# START OF RECORDS SHOWN

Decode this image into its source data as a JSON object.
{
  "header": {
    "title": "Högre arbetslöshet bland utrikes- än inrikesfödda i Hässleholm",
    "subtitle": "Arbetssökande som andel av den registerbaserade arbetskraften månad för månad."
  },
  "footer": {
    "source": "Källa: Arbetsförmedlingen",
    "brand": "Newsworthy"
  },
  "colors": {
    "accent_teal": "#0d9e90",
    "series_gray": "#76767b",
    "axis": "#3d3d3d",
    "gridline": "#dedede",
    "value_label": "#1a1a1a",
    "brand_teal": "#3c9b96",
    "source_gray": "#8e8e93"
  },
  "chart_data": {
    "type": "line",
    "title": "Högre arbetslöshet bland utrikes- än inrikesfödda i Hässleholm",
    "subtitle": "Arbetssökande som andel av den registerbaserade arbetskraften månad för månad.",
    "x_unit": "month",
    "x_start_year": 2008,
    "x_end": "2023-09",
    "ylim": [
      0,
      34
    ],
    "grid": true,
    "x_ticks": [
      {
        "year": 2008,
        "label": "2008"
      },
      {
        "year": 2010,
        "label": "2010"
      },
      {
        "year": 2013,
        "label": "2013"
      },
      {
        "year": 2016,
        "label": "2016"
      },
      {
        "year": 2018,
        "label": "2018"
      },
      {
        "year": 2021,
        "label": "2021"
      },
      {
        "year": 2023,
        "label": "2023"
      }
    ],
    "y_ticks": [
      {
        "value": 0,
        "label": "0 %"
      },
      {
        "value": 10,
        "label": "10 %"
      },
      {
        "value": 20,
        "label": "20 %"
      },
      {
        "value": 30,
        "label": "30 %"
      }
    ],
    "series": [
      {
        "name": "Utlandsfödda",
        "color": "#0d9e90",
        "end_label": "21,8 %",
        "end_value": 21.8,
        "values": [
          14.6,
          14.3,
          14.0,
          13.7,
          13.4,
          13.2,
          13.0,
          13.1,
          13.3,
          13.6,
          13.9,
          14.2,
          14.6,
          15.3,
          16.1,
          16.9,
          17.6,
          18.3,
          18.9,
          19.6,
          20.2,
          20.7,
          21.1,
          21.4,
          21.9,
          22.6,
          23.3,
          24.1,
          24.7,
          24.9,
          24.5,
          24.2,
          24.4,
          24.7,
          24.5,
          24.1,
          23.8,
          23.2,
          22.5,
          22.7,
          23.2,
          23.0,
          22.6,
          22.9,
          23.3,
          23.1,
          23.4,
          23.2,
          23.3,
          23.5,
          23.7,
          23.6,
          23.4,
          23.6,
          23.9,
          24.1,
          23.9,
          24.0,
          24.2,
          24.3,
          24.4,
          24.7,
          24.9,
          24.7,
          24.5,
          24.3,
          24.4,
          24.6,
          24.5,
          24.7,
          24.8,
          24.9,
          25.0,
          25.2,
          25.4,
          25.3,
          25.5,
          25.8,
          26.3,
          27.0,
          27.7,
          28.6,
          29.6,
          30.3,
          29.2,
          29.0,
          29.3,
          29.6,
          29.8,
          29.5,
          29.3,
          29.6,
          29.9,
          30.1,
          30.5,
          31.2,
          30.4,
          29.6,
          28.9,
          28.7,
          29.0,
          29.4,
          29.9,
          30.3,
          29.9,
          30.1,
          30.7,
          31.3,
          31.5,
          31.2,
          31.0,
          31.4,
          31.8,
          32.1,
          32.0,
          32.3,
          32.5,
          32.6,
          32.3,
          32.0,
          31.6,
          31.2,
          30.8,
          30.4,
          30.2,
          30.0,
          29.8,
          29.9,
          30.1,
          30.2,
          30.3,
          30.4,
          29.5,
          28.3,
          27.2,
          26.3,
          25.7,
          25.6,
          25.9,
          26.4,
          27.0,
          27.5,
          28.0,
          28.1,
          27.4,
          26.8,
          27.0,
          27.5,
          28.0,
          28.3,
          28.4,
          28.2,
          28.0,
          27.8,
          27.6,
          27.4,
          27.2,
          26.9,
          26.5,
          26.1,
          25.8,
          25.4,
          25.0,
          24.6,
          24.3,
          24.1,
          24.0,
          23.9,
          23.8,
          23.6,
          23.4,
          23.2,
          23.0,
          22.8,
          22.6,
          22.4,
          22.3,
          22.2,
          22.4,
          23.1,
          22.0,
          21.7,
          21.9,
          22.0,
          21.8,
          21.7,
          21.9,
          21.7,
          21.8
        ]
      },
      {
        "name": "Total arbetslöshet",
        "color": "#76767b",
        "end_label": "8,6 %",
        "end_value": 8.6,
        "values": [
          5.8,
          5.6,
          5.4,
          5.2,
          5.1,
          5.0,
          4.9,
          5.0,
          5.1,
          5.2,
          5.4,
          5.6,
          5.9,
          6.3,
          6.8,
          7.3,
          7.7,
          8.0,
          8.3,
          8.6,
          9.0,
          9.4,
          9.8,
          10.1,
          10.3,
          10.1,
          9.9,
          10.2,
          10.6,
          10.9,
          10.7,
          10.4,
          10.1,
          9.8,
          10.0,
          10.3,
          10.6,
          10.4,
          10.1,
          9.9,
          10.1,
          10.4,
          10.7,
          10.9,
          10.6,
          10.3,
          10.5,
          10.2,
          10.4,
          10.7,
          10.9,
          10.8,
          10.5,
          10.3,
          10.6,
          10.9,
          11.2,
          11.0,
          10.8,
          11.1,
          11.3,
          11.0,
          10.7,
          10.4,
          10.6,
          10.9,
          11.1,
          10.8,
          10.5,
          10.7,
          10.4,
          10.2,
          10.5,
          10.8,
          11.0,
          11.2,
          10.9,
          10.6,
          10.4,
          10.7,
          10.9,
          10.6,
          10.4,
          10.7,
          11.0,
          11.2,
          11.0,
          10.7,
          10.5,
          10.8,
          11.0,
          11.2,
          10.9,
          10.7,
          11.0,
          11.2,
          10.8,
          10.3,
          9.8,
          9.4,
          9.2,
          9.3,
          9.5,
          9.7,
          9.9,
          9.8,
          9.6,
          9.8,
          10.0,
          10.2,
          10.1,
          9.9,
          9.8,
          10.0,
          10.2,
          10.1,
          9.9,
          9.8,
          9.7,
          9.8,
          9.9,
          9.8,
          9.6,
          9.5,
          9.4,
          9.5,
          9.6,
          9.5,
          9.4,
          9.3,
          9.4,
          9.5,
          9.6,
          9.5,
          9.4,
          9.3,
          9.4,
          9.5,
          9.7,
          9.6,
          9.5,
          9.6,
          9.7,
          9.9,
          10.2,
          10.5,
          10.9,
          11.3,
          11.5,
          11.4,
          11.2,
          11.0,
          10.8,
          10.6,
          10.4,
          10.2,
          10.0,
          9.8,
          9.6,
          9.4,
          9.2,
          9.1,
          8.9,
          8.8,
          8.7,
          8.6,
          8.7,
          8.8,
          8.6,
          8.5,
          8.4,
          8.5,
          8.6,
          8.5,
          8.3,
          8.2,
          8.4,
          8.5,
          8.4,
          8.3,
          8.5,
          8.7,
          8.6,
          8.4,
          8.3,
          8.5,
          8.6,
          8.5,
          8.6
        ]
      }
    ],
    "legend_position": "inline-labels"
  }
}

# END OF RECORDS SHOWN

## WRITTEN PROBLEM
From the records above, copy every line that holds the word "subtitle".

## THE RESPONSE
    "subtitle": "Arbetssökande som andel av den registerbaserade arbetskraften månad för månad."
    "subtitle": "Arbetssökande som andel av den registerbaserade arbetskraften månad för månad.",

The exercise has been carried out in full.